Extract each line from the entries below that has the string "color" in it.

BEGIN EXERCISE INPUT

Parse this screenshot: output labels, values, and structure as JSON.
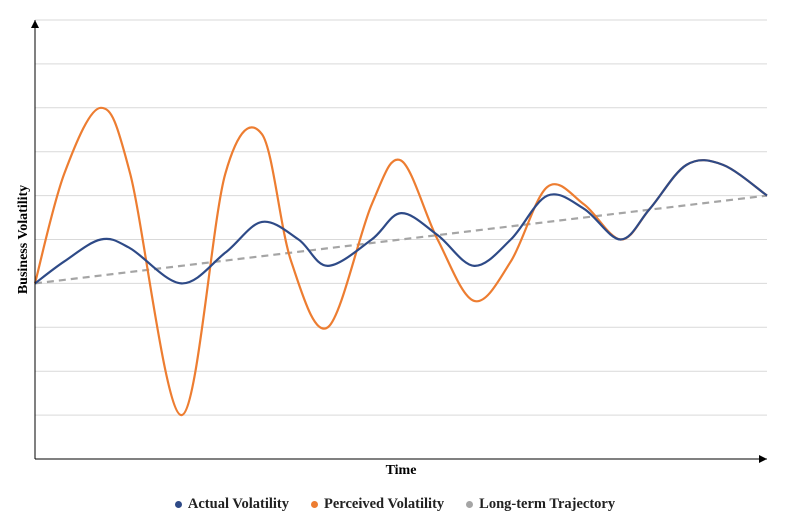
{
  "chart_data": {
    "type": "line",
    "title": "",
    "xlabel": "Time",
    "ylabel": "Business Volatility",
    "xlim": [
      0,
      100
    ],
    "ylim": [
      0,
      10
    ],
    "grid": true,
    "legend_position": "bottom",
    "series": [
      {
        "name": "Actual Volatility",
        "color": "#2E4A87",
        "points": [
          [
            0,
            4
          ],
          [
            4,
            4.5
          ],
          [
            9,
            5
          ],
          [
            13,
            4.8
          ],
          [
            20,
            4
          ],
          [
            26,
            4.7
          ],
          [
            31,
            5.4
          ],
          [
            36,
            5.0
          ],
          [
            40,
            4.4
          ],
          [
            46,
            5.0
          ],
          [
            50,
            5.6
          ],
          [
            55,
            5.1
          ],
          [
            60,
            4.4
          ],
          [
            65,
            5.0
          ],
          [
            70,
            6.0
          ],
          [
            75,
            5.7
          ],
          [
            80,
            5.0
          ],
          [
            84,
            5.7
          ],
          [
            89,
            6.7
          ],
          [
            94,
            6.7
          ],
          [
            100,
            6.0
          ]
        ]
      },
      {
        "name": "Perceived Volatility",
        "color": "#ED7D31",
        "points": [
          [
            0,
            4
          ],
          [
            4,
            6.5
          ],
          [
            9,
            8.0
          ],
          [
            13,
            6.5
          ],
          [
            20,
            1.0
          ],
          [
            26,
            6.5
          ],
          [
            31,
            7.4
          ],
          [
            35,
            4.5
          ],
          [
            40,
            3.0
          ],
          [
            46,
            5.8
          ],
          [
            50,
            6.8
          ],
          [
            55,
            5.0
          ],
          [
            60,
            3.6
          ],
          [
            65,
            4.5
          ],
          [
            70,
            6.2
          ],
          [
            75,
            5.8
          ],
          [
            80,
            5.0
          ],
          [
            84,
            5.7
          ],
          [
            89,
            6.7
          ],
          [
            94,
            6.7
          ],
          [
            100,
            6.0
          ]
        ]
      },
      {
        "name": "Long-term Trajectory",
        "color": "#A5A5A5",
        "dashed": true,
        "points": [
          [
            0,
            4
          ],
          [
            100,
            6.0
          ]
        ]
      }
    ]
  }
}
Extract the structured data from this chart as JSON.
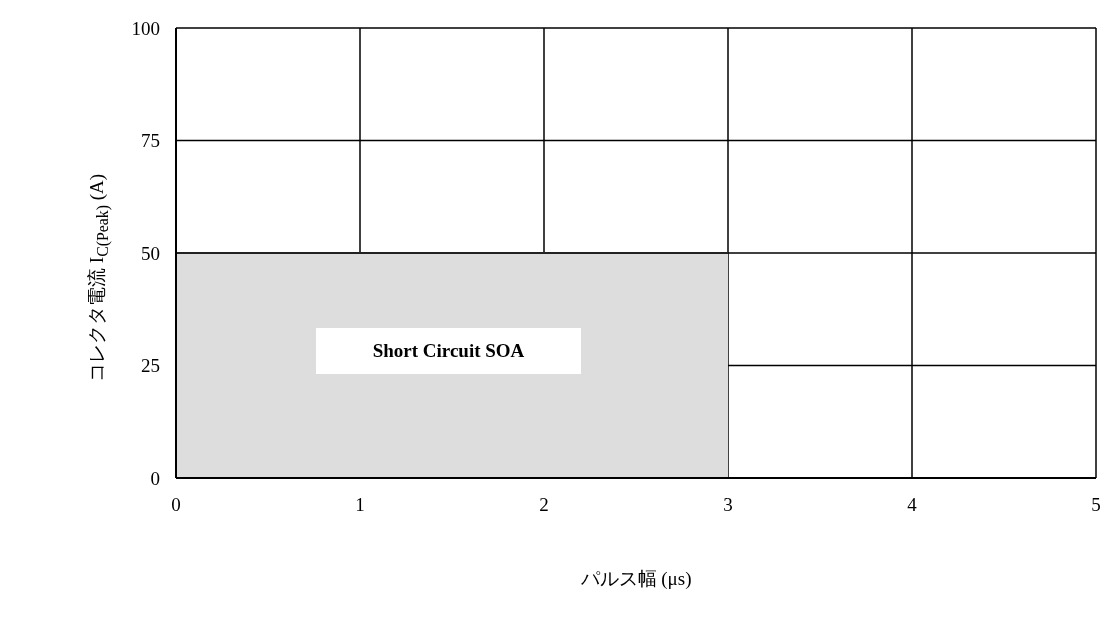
{
  "chart_data": {
    "type": "area",
    "xlabel": "パルス幅 (μs)",
    "ylabel": "コレクタ電流 I$_{C(Peak)}$ (A)",
    "series": [
      {
        "x": [
          0,
          3
        ],
        "values": [
          50,
          50
        ],
        "color": "#dddddd"
      }
    ],
    "xlim": [
      0,
      5
    ],
    "xticks": [
      0,
      1,
      2,
      3,
      4,
      5
    ],
    "ylim": [
      0,
      100
    ],
    "yticks": [
      0,
      25,
      50,
      75,
      100
    ],
    "grid": true,
    "legend": false,
    "annotations": [
      "Short Circuit SOA"
    ]
  }
}
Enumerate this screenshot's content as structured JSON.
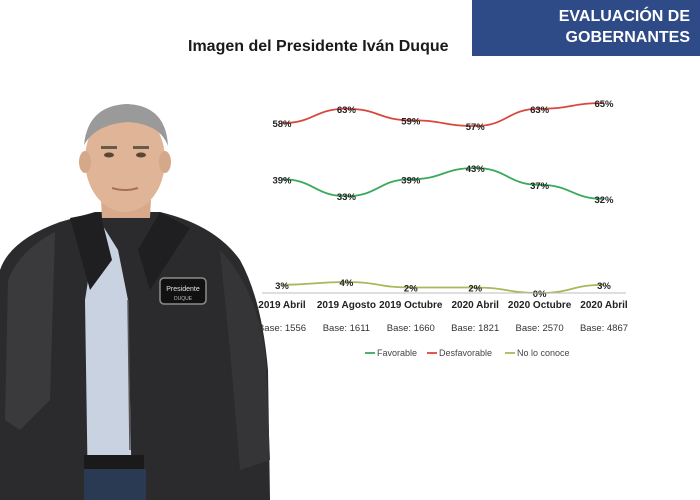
{
  "header": {
    "banner_line1": "EVALUACIÓN DE",
    "banner_line2": "GOBERNANTES",
    "title": "Imagen del Presidente Iván Duque"
  },
  "photo": {
    "jacket_patch_line1": "Presidente",
    "jacket_patch_line2": "DUQUE"
  },
  "chart_data": {
    "type": "line",
    "categories": [
      "2019 Abril",
      "2019 Agosto",
      "2019 Octubre",
      "2020 Abril",
      "2020 Octubre",
      "2020 Abril"
    ],
    "bases": [
      "Base: 1556",
      "Base: 1611",
      "Base: 1660",
      "Base: 1821",
      "Base: 2570",
      "Base: 4867"
    ],
    "series": [
      {
        "name": "Favorable",
        "color": "#3aa95c",
        "values": [
          39,
          33,
          39,
          43,
          37,
          32
        ]
      },
      {
        "name": "Desfavorable",
        "color": "#d9473c",
        "values": [
          58,
          63,
          59,
          57,
          63,
          65
        ]
      },
      {
        "name": "No lo conoce",
        "color": "#a8b85a",
        "values": [
          3,
          4,
          2,
          2,
          0,
          3
        ]
      }
    ],
    "value_suffix": "%",
    "title": "Imagen del Presidente Iván Duque",
    "xlabel": "",
    "ylabel": "",
    "ylim": [
      0,
      70
    ],
    "grid": false,
    "legend": "bottom"
  }
}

END EXERCISE INPUT

TASK OUTPUT:
        "color": "#2E4A87",
        "color": "#ED7D31",
        "color": "#A5A5A5",
        "color": "#dddddd"
        "color": "#3aa95c",
        "color": "#d9473c",
        "color": "#a8b85a",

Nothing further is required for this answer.